◆ WORK INSTRUCTIONS ◆
Extract every line that contains the string "name".

◆ DATASET ROWS ◆
## BEGIN
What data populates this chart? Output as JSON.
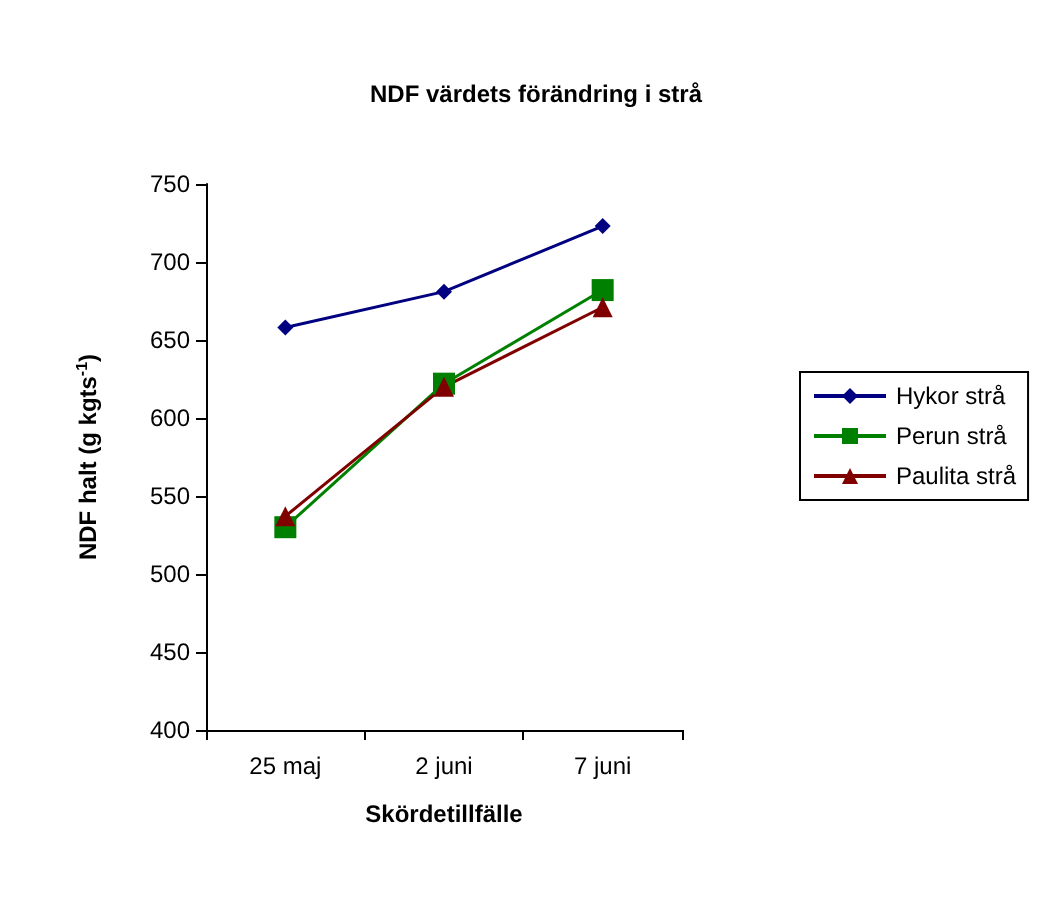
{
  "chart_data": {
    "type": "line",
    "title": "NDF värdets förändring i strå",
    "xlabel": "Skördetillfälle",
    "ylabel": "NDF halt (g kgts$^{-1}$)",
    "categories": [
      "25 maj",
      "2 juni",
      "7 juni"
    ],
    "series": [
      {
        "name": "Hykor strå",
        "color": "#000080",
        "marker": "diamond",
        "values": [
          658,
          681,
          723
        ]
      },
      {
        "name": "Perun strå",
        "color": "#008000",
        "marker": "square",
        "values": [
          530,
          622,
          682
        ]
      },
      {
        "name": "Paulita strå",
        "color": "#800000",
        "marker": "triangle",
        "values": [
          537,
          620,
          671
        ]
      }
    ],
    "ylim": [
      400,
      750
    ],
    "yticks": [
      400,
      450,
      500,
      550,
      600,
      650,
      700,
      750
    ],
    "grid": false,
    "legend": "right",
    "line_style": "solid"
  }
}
## END
## BEGIN
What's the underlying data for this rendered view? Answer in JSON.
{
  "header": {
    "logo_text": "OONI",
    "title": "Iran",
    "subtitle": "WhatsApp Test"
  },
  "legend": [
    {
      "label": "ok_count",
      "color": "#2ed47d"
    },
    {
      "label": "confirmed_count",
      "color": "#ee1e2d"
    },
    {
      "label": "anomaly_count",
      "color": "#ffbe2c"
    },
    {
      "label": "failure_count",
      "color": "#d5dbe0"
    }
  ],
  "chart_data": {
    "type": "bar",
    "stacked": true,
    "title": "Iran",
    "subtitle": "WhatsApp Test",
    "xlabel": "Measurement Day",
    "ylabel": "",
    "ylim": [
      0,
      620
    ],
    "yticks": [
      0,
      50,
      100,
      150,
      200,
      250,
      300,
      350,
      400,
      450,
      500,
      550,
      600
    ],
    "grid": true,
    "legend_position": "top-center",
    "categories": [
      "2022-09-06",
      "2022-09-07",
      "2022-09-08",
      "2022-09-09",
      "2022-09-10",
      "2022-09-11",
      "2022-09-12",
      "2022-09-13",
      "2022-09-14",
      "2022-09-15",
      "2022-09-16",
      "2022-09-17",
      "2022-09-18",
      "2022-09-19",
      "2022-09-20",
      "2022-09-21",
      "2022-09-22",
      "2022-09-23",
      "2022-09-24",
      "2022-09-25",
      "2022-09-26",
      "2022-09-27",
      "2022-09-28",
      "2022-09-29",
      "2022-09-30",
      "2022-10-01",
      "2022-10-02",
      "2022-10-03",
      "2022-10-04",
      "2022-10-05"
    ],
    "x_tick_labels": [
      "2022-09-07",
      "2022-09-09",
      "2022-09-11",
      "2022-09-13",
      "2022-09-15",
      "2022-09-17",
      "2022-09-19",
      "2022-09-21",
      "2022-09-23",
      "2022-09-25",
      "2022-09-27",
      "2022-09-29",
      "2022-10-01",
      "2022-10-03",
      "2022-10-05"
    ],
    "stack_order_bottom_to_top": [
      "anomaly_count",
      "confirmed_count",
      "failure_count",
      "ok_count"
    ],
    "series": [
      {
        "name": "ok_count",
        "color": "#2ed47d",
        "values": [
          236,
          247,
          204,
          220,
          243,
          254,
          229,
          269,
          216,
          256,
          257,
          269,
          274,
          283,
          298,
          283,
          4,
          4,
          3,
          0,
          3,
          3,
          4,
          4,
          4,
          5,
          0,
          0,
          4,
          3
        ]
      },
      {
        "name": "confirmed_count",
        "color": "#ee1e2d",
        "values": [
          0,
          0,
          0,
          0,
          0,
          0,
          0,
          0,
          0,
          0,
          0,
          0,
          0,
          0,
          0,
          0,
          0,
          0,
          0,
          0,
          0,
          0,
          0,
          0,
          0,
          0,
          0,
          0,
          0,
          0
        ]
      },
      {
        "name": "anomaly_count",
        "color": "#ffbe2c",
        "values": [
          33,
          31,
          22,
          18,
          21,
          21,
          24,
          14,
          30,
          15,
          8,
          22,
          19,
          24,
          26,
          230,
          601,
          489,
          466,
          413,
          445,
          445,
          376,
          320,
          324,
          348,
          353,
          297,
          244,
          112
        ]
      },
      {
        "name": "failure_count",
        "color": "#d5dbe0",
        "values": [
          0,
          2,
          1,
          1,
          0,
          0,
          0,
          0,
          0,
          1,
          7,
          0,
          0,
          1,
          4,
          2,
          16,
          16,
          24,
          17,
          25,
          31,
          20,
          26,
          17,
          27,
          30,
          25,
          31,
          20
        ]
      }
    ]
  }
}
## END
## BEGIN
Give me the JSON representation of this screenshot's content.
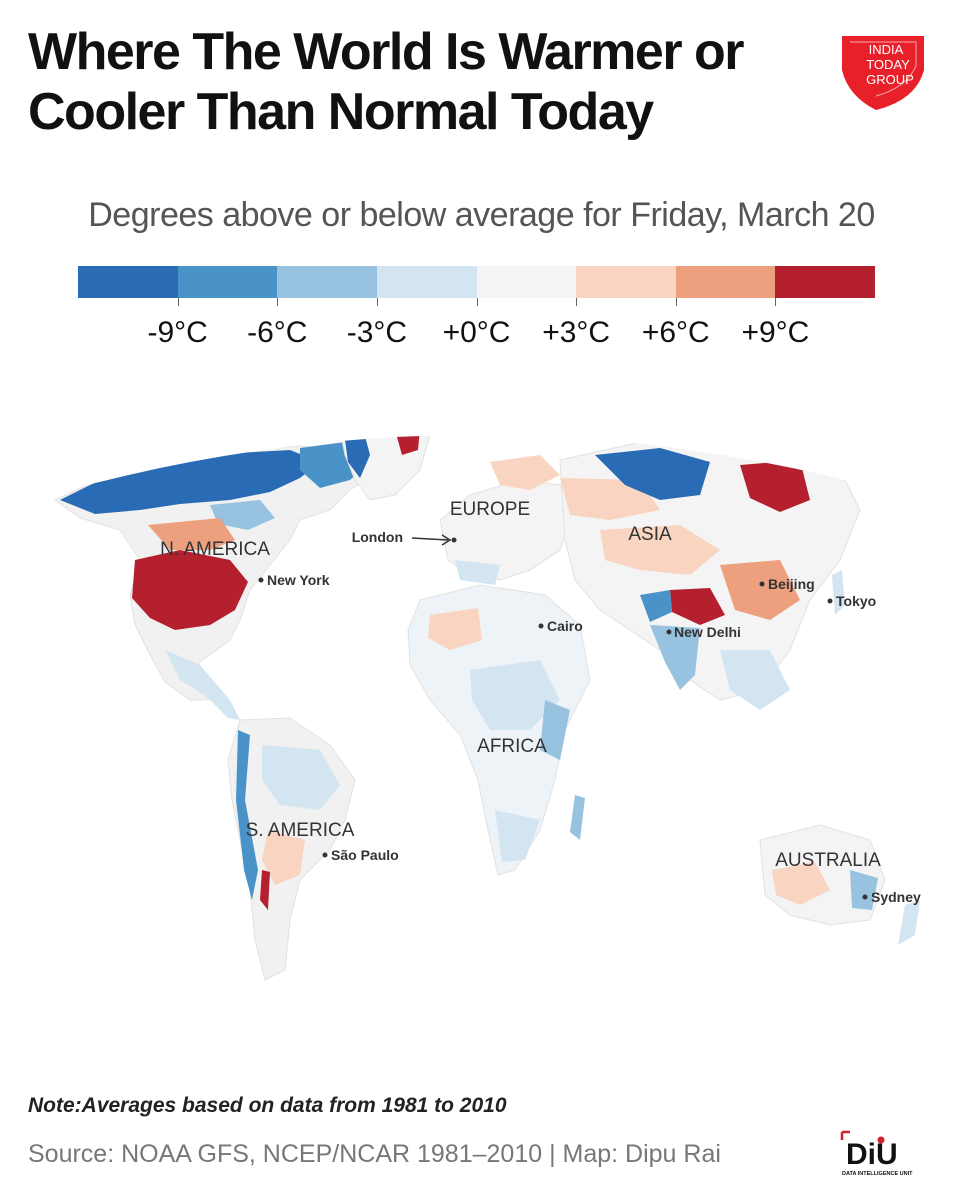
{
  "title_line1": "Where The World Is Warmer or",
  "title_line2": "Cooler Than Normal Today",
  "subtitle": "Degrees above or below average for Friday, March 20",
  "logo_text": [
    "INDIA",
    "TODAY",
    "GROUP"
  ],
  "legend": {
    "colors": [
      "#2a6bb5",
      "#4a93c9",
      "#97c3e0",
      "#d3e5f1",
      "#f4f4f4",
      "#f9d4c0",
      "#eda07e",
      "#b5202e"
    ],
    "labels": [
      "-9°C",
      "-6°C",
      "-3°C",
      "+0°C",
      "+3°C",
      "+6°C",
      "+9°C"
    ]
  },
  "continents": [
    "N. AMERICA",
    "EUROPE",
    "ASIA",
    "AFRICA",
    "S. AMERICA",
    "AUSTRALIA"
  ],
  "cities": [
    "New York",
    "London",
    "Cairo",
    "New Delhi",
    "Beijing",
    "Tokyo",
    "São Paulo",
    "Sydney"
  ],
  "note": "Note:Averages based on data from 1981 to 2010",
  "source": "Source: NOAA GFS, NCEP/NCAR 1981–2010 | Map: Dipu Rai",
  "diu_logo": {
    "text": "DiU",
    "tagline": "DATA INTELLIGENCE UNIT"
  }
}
## END
◆ RESULT FOR THIS EXERCISE ◆
        "name": "Hykor strå",
        "name": "Perun strå",
        "name": "Paulita strå",
        "name": "ok_count",
        "name": "confirmed_count",
        "name": "anomaly_count",
        "name": "failure_count",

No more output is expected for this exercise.